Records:

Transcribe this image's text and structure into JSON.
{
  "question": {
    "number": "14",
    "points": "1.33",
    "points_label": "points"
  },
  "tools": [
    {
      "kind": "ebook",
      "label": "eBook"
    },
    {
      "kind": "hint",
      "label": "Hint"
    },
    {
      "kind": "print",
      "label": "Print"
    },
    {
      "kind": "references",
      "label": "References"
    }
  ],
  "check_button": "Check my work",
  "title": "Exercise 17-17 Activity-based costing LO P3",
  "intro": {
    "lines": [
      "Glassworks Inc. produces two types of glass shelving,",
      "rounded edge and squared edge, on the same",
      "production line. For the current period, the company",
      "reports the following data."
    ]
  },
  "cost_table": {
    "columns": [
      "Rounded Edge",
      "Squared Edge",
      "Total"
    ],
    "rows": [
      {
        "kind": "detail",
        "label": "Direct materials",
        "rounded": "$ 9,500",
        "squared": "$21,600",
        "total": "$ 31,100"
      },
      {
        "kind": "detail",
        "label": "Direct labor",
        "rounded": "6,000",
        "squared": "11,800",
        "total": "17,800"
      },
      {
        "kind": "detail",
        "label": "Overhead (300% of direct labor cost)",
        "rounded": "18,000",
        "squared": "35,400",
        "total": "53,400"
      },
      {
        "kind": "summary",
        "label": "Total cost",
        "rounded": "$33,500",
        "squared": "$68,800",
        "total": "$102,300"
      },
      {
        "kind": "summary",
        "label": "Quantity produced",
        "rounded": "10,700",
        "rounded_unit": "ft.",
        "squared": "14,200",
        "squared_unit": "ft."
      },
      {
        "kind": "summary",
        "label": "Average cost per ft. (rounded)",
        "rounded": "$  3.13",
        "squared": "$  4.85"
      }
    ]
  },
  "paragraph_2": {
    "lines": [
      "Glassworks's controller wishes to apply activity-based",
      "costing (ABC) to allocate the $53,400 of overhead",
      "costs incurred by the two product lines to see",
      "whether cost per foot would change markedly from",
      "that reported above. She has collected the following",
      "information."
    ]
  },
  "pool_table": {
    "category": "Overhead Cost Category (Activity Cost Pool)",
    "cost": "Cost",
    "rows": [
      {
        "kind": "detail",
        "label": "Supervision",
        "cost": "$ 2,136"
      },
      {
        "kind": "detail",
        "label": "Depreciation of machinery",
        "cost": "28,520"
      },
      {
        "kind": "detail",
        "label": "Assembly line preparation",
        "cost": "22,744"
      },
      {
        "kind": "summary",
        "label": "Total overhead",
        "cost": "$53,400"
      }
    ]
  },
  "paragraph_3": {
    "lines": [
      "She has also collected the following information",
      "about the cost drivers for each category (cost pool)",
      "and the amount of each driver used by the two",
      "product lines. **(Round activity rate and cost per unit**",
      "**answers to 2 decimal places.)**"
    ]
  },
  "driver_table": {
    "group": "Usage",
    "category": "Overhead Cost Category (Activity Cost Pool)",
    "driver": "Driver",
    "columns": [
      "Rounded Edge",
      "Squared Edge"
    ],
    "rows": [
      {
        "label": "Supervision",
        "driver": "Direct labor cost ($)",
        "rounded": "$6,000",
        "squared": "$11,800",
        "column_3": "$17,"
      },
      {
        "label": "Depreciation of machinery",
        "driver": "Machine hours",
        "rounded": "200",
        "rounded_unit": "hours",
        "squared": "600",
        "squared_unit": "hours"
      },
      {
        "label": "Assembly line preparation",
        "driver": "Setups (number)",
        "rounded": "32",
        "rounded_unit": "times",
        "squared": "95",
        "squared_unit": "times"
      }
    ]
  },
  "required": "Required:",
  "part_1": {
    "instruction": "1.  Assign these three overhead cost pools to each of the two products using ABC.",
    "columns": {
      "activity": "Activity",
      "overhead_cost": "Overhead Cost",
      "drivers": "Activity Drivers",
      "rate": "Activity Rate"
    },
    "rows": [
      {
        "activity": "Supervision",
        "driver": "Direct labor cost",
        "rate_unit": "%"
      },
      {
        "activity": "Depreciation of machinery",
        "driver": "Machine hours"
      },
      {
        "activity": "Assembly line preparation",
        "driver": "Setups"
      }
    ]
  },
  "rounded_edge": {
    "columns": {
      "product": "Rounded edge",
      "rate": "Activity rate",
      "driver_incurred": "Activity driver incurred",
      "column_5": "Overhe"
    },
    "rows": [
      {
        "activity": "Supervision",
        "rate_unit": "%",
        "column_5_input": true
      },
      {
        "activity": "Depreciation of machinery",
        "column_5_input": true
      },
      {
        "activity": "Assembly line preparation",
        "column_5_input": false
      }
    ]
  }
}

EXERCISE PROMPT: From the first line to the last, retype the data exactly.

EXERCISE RESPONSE:
Transcribe this image's text and structure into JSON.
{
  "question": {
    "number": "14",
    "points": "1.33",
    "points_label": "points"
  },
  "tools": [
    {
      "kind": "ebook",
      "label": "eBook"
    },
    {
      "kind": "hint",
      "label": "Hint"
    },
    {
      "kind": "print",
      "label": "Print"
    },
    {
      "kind": "references",
      "label": "References"
    }
  ],
  "check_button": "Check my work",
  "title": "Exercise 17-17 Activity-based costing LO P3",
  "intro": {
    "lines": [
      "Glassworks Inc. produces two types of glass shelving,",
      "rounded edge and squared edge, on the same",
      "production line. For the current period, the company",
      "reports the following data."
    ]
  },
  "cost_table": {
    "columns": [
      "Rounded Edge",
      "Squared Edge",
      "Total"
    ],
    "rows": [
      {
        "kind": "detail",
        "label": "Direct materials",
        "rounded": "$ 9,500",
        "squared": "$21,600",
        "total": "$ 31,100"
      },
      {
        "kind": "detail",
        "label": "Direct labor",
        "rounded": "6,000",
        "squared": "11,800",
        "total": "17,800"
      },
      {
        "kind": "detail",
        "label": "Overhead (300% of direct labor cost)",
        "rounded": "18,000",
        "squared": "35,400",
        "total": "53,400"
      },
      {
        "kind": "summary",
        "label": "Total cost",
        "rounded": "$33,500",
        "squared": "$68,800",
        "total": "$102,300"
      },
      {
        "kind": "summary",
        "label": "Quantity produced",
        "rounded": "10,700",
        "rounded_unit": "ft.",
        "squared": "14,200",
        "squared_unit": "ft."
      },
      {
        "kind": "summary",
        "label": "Average cost per ft. (rounded)",
        "rounded": "$  3.13",
        "squared": "$  4.85"
      }
    ]
  },
  "paragraph_2": {
    "lines": [
      "Glassworks's controller wishes to apply activity-based",
      "costing (ABC) to allocate the $53,400 of overhead",
      "costs incurred by the two product lines to see",
      "whether cost per foot would change markedly from",
      "that reported above. She has collected the following",
      "information."
    ]
  },
  "pool_table": {
    "category": "Overhead Cost Category (Activity Cost Pool)",
    "cost": "Cost",
    "rows": [
      {
        "kind": "detail",
        "label": "Supervision",
        "cost": "$ 2,136"
      },
      {
        "kind": "detail",
        "label": "Depreciation of machinery",
        "cost": "28,520"
      },
      {
        "kind": "detail",
        "label": "Assembly line preparation",
        "cost": "22,744"
      },
      {
        "kind": "summary",
        "label": "Total overhead",
        "cost": "$53,400"
      }
    ]
  },
  "paragraph_3": {
    "lines": [
      "She has also collected the following information",
      "about the cost drivers for each category (cost pool)",
      "and the amount of each driver used by the two",
      "product lines. **(Round activity rate and cost per unit**",
      "**answers to 2 decimal places.)**"
    ]
  },
  "driver_table": {
    "group": "Usage",
    "category": "Overhead Cost Category (Activity Cost Pool)",
    "driver": "Driver",
    "columns": [
      "Rounded Edge",
      "Squared Edge"
    ],
    "rows": [
      {
        "label": "Supervision",
        "driver": "Direct labor cost ($)",
        "rounded": "$6,000",
        "squared": "$11,800",
        "column_3": "$17,"
      },
      {
        "label": "Depreciation of machinery",
        "driver": "Machine hours",
        "rounded": "200",
        "rounded_unit": "hours",
        "squared": "600",
        "squared_unit": "hours"
      },
      {
        "label": "Assembly line preparation",
        "driver": "Setups (number)",
        "rounded": "32",
        "rounded_unit": "times",
        "squared": "95",
        "squared_unit": "times"
      }
    ]
  },
  "required": "Required:",
  "part_1": {
    "instruction": "1.  Assign these three overhead cost pools to each of the two products using ABC.",
    "columns": {
      "activity": "Activity",
      "overhead_cost": "Overhead Cost",
      "drivers": "Activity Drivers",
      "rate": "Activity Rate"
    },
    "rows": [
      {
        "activity": "Supervision",
        "driver": "Direct labor cost",
        "rate_unit": "%"
      },
      {
        "activity": "Depreciation of machinery",
        "driver": "Machine hours"
      },
      {
        "activity": "Assembly line preparation",
        "driver": "Setups"
      }
    ]
  },
  "rounded_edge": {
    "columns": {
      "product": "Rounded edge",
      "rate": "Activity rate",
      "driver_incurred": "Activity driver incurred",
      "column_5": "Overhe"
    },
    "rows": [
      {
        "activity": "Supervision",
        "rate_unit": "%",
        "column_5_input": true
      },
      {
        "activity": "Depreciation of machinery",
        "column_5_input": true
      },
      {
        "activity": "Assembly line preparation",
        "column_5_input": false
      }
    ]
  }
}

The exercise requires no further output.